:: GOAL OF THE EXERCISE ::
Copy out every record below with complete accuracy.

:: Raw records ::
-- START --

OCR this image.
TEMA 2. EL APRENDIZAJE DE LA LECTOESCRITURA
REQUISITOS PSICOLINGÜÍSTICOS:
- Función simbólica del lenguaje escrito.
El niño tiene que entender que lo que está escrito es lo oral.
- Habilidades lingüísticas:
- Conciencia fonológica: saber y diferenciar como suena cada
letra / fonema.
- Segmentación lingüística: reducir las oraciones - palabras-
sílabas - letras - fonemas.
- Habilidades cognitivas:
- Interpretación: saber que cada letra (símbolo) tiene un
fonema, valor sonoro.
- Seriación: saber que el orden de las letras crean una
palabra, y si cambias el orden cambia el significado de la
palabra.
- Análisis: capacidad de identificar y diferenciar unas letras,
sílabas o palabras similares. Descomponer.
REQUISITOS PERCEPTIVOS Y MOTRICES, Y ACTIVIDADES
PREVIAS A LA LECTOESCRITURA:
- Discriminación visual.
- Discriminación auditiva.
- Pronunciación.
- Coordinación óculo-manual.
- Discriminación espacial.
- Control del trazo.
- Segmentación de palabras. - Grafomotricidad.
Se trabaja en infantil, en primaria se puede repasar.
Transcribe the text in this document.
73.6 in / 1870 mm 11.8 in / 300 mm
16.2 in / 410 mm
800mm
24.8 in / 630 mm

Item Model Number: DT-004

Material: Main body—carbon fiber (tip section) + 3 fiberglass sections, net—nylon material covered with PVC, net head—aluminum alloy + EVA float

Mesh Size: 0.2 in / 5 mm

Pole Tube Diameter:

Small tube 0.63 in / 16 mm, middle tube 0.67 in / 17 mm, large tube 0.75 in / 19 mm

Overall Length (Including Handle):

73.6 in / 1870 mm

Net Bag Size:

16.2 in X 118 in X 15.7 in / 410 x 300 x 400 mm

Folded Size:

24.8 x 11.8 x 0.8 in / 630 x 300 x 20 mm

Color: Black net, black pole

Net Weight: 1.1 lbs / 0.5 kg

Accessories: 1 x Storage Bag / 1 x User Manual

-- END --

:: RESULT ::
OCR this image.
TEMA 2. EL APRENDIZAJE DE LA LECTOESCRITURA
REQUISITOS PSICOLINGÜÍSTICOS:
- Función simbólica del lenguaje escrito.
El niño tiene que entender que lo que está escrito es lo oral.
- Habilidades lingüísticas:
- Conciencia fonológica: saber y diferenciar como suena cada
letra / fonema.
- Segmentación lingüística: reducir las oraciones - palabras-
sílabas - letras - fonemas.
- Habilidades cognitivas:
- Interpretación: saber que cada letra (símbolo) tiene un
fonema, valor sonoro.
- Seriación: saber que el orden de las letras crean una
palabra, y si cambias el orden cambia el significado de la
palabra.
- Análisis: capacidad de identificar y diferenciar unas letras,
sílabas o palabras similares. Descomponer.
REQUISITOS PERCEPTIVOS Y MOTRICES, Y ACTIVIDADES
PREVIAS A LA LECTOESCRITURA:
- Discriminación visual.
- Discriminación auditiva.
- Pronunciación.
- Coordinación óculo-manual.
- Discriminación espacial.
- Control del trazo.
- Segmentación de palabras. - Grafomotricidad.
Se trabaja en infantil, en primaria se puede repasar.
Transcribe the text in this document.
73.6 in / 1870 mm 11.8 in / 300 mm
16.2 in / 410 mm
800mm
24.8 in / 630 mm

Item Model Number: DT-004

Material: Main body—carbon fiber (tip section) + 3 fiberglass sections, net—nylon material covered with PVC, net head—aluminum alloy + EVA float

Mesh Size: 0.2 in / 5 mm

Pole Tube Diameter:

Small tube 0.63 in / 16 mm, middle tube 0.67 in / 17 mm, large tube 0.75 in / 19 mm

Overall Length (Including Handle):

73.6 in / 1870 mm

Net Bag Size:

16.2 in X 118 in X 15.7 in / 410 x 300 x 400 mm

Folded Size:

24.8 x 11.8 x 0.8 in / 630 x 300 x 20 mm

Color: Black net, black pole

Net Weight: 1.1 lbs / 0.5 kg

Accessories: 1 x Storage Bag / 1 x User Manual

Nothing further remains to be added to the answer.